*Directions:*
Find each line with "港股通涨跌幅" and copy it.

(Records about charts and figures)
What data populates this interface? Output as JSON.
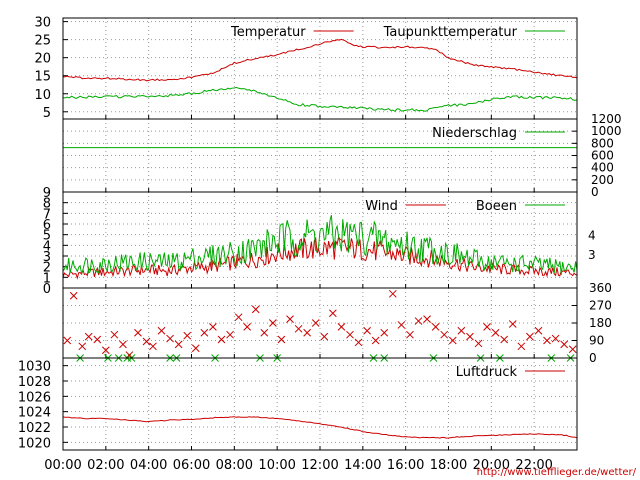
{
  "chart_data": [
    {
      "type": "line",
      "panel": "temperature",
      "ylim": [
        3,
        31
      ],
      "yticks": [
        5,
        10,
        15,
        20,
        25,
        30
      ],
      "grid": true,
      "legend_placement": "top-right",
      "series": [
        {
          "name": "Temperatur",
          "color": "#cc0000",
          "x": [
            0,
            1,
            2,
            3,
            4,
            5,
            6,
            7,
            7.5,
            8,
            9,
            10,
            11,
            12,
            12.5,
            13,
            13.5,
            14,
            15,
            16,
            17,
            17.5,
            18,
            19,
            20,
            21,
            22,
            23,
            24
          ],
          "y": [
            14.8,
            14.3,
            14.3,
            14.0,
            13.8,
            14.0,
            14.5,
            15.8,
            17.0,
            18.5,
            19.8,
            20.8,
            22.3,
            23.8,
            24.5,
            25.2,
            23.5,
            23.0,
            22.8,
            23.0,
            22.6,
            22.0,
            20.0,
            18.2,
            17.4,
            16.8,
            16.0,
            15.2,
            14.5
          ]
        },
        {
          "name": "Taupunkttemperatur",
          "color": "#00aa00",
          "x": [
            0,
            1,
            2,
            3,
            4,
            5,
            6,
            7,
            8,
            9,
            9.5,
            10,
            11,
            12,
            13,
            14,
            15,
            16,
            17,
            18,
            19,
            20,
            21,
            22,
            23,
            24
          ],
          "y": [
            9.0,
            9.0,
            9.2,
            9.2,
            9.4,
            9.5,
            10.0,
            11.0,
            11.5,
            10.8,
            9.5,
            8.8,
            7.0,
            6.5,
            6.2,
            6.0,
            5.5,
            5.5,
            5.5,
            6.8,
            7.0,
            8.5,
            9.2,
            9.0,
            8.8,
            8.5
          ]
        }
      ]
    },
    {
      "type": "line",
      "panel": "precipitation",
      "ylim": [
        0,
        1200
      ],
      "yticks": [
        0,
        200,
        400,
        600,
        800,
        1000,
        1200
      ],
      "legend_placement": "top-right",
      "series": [
        {
          "name": "Niederschlag",
          "color": "#00aa00",
          "x": [
            0,
            24
          ],
          "y": [
            0,
            0
          ]
        }
      ],
      "reference_line": {
        "y": 730,
        "color": "#00aa00"
      }
    },
    {
      "type": "line",
      "panel": "wind",
      "ylim": [
        0,
        9
      ],
      "yticks": [
        0,
        1,
        2,
        3,
        4,
        5,
        6,
        7,
        8,
        9
      ],
      "right_ticks": [
        {
          "label": "3",
          "value": 3.1
        },
        {
          "label": "4",
          "value": 4.9
        }
      ],
      "legend_placement": "top-right",
      "series": [
        {
          "name": "Wind",
          "color": "#cc0000",
          "x": [
            0,
            1,
            2,
            3,
            4,
            5,
            6,
            7,
            8,
            9,
            10,
            11,
            12,
            13,
            14,
            15,
            16,
            17,
            18,
            19,
            20,
            21,
            22,
            23,
            24
          ],
          "y": [
            1.2,
            1.4,
            1.5,
            1.6,
            1.7,
            1.6,
            1.9,
            2.0,
            2.4,
            2.7,
            3.3,
            3.6,
            3.7,
            3.8,
            3.6,
            3.3,
            3.0,
            2.8,
            2.5,
            2.0,
            1.8,
            1.7,
            1.6,
            1.5,
            1.4
          ]
        },
        {
          "name": "Boeen",
          "color": "#00aa00",
          "x": [
            0,
            1,
            2,
            3,
            4,
            5,
            6,
            7,
            8,
            9,
            10,
            11,
            12,
            13,
            14,
            15,
            16,
            17,
            18,
            19,
            20,
            21,
            22,
            23,
            24
          ],
          "y": [
            2.0,
            2.2,
            2.3,
            2.4,
            2.5,
            2.4,
            2.8,
            3.0,
            3.3,
            3.7,
            4.5,
            4.8,
            4.9,
            5.0,
            4.8,
            4.4,
            4.0,
            3.7,
            3.3,
            2.7,
            2.4,
            2.3,
            2.2,
            2.0,
            1.9
          ]
        }
      ]
    },
    {
      "type": "scatter",
      "panel": "wind-direction",
      "ylim": [
        0,
        360
      ],
      "right_ticks": [
        0,
        90,
        180,
        270,
        360
      ],
      "marker": "x",
      "grid": true,
      "series": [
        {
          "color": "#00aa00",
          "x": [
            0.8,
            2.1,
            2.6,
            3.0,
            3.2,
            5.0,
            5.3,
            7.1,
            9.2,
            10.0,
            14.5,
            15.0,
            17.3,
            19.5,
            20.4,
            22.8,
            23.7
          ],
          "y": [
            0,
            0,
            0,
            0,
            0,
            0,
            0,
            0,
            0,
            0,
            0,
            0,
            0,
            0,
            0,
            0,
            0
          ]
        },
        {
          "color": "#cc0000",
          "x": [
            0.2,
            0.5,
            0.9,
            1.2,
            1.6,
            2.0,
            2.4,
            2.8,
            3.1,
            3.5,
            3.9,
            4.2,
            4.6,
            5.0,
            5.4,
            5.8,
            6.2,
            6.6,
            7.0,
            7.4,
            7.8,
            8.2,
            8.6,
            9.0,
            9.4,
            9.8,
            10.2,
            10.6,
            11.0,
            11.4,
            11.8,
            12.2,
            12.6,
            13.0,
            13.4,
            13.8,
            14.2,
            14.6,
            15.0,
            15.4,
            15.8,
            16.2,
            16.6,
            17.0,
            17.4,
            17.8,
            18.2,
            18.6,
            19.0,
            19.4,
            19.8,
            20.2,
            20.6,
            21.0,
            21.4,
            21.8,
            22.2,
            22.6,
            23.0,
            23.4,
            23.8
          ],
          "y": [
            90,
            320,
            60,
            110,
            95,
            40,
            120,
            70,
            15,
            130,
            85,
            60,
            140,
            100,
            70,
            115,
            50,
            130,
            160,
            95,
            120,
            210,
            160,
            250,
            130,
            180,
            95,
            200,
            150,
            130,
            180,
            110,
            230,
            160,
            120,
            80,
            140,
            90,
            130,
            330,
            170,
            120,
            190,
            200,
            160,
            120,
            90,
            140,
            110,
            75,
            160,
            130,
            95,
            175,
            60,
            110,
            140,
            90,
            100,
            70,
            45
          ]
        }
      ]
    },
    {
      "type": "line",
      "panel": "pressure",
      "ylim": [
        1019,
        1031
      ],
      "yticks": [
        1020,
        1022,
        1024,
        1026,
        1028,
        1030
      ],
      "xlabels": [
        "00:00",
        "02:00",
        "04:00",
        "06:00",
        "08:00",
        "10:00",
        "12:00",
        "14:00",
        "16:00",
        "18:00",
        "20:00",
        "22:00"
      ],
      "legend_placement": "top-right",
      "series": [
        {
          "name": "Luftdruck",
          "color": "#cc0000",
          "x": [
            0,
            1,
            2,
            3,
            4,
            5,
            6,
            7,
            8,
            9,
            10,
            11,
            12,
            13,
            14,
            15,
            16,
            17,
            18,
            19,
            20,
            21,
            22,
            23,
            23.5,
            24
          ],
          "y": [
            1023.3,
            1023.1,
            1023.1,
            1022.9,
            1022.7,
            1022.9,
            1023.0,
            1023.2,
            1023.3,
            1023.3,
            1023.1,
            1022.8,
            1022.4,
            1022.0,
            1021.4,
            1021.0,
            1020.7,
            1020.6,
            1020.6,
            1020.8,
            1020.9,
            1021.0,
            1021.1,
            1021.0,
            1020.9,
            1020.6
          ]
        }
      ]
    }
  ],
  "credit": "http://www.tiefflieger.de/wetter/"
}
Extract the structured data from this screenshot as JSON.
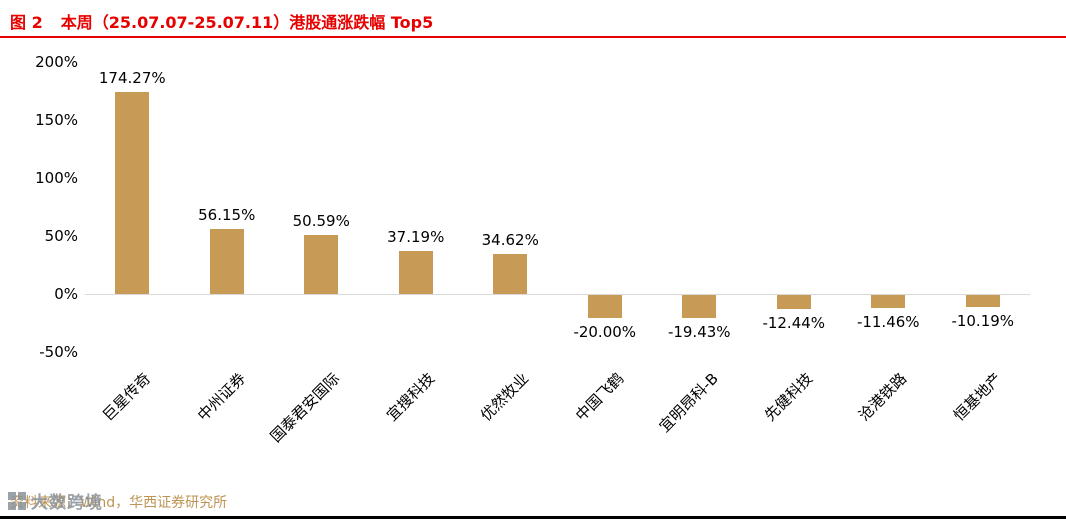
{
  "header": {
    "figure_label": "图 2",
    "title": "本周（25.07.07-25.07.11）港股通涨跌幅 Top5"
  },
  "chart_data": {
    "type": "bar",
    "title": "本周（25.07.07-25.07.11）港股通涨跌幅 Top5",
    "categories": [
      "巨星传奇",
      "中州证券",
      "国泰君安国际",
      "宜搜科技",
      "优然牧业",
      "中国飞鹤",
      "宜明昂科-B",
      "先健科技",
      "沧港铁路",
      "恒基地产"
    ],
    "values": [
      174.27,
      56.15,
      50.59,
      37.19,
      34.62,
      -20.0,
      -19.43,
      -12.44,
      -11.46,
      -10.19
    ],
    "value_labels": [
      "174.27%",
      "56.15%",
      "50.59%",
      "37.19%",
      "34.62%",
      "-20.00%",
      "-19.43%",
      "-12.44%",
      "-11.46%",
      "-10.19%"
    ],
    "xlabel": "",
    "ylabel": "",
    "ylim": [
      -50,
      200
    ],
    "ytick_labels": [
      "200%",
      "150%",
      "100%",
      "50%",
      "0%",
      "-50%"
    ],
    "ytick_values": [
      200,
      150,
      100,
      50,
      0,
      -50
    ],
    "grid": false,
    "legend": "none",
    "bar_color": "#c79a55"
  },
  "footer": {
    "source": "资料来源：Wind，华西证券研究所",
    "watermark": "大数跨境"
  },
  "colors": {
    "accent_red": "#e60000",
    "bar": "#c79a55",
    "source_text": "#be9455",
    "axis_line": "#d9d9d9"
  }
}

*Result of this exercise:*
    "title": "本周（25.07.07-25.07.11）港股通涨跌幅 Top5"
    "title": "本周（25.07.07-25.07.11）港股通涨跌幅 Top5",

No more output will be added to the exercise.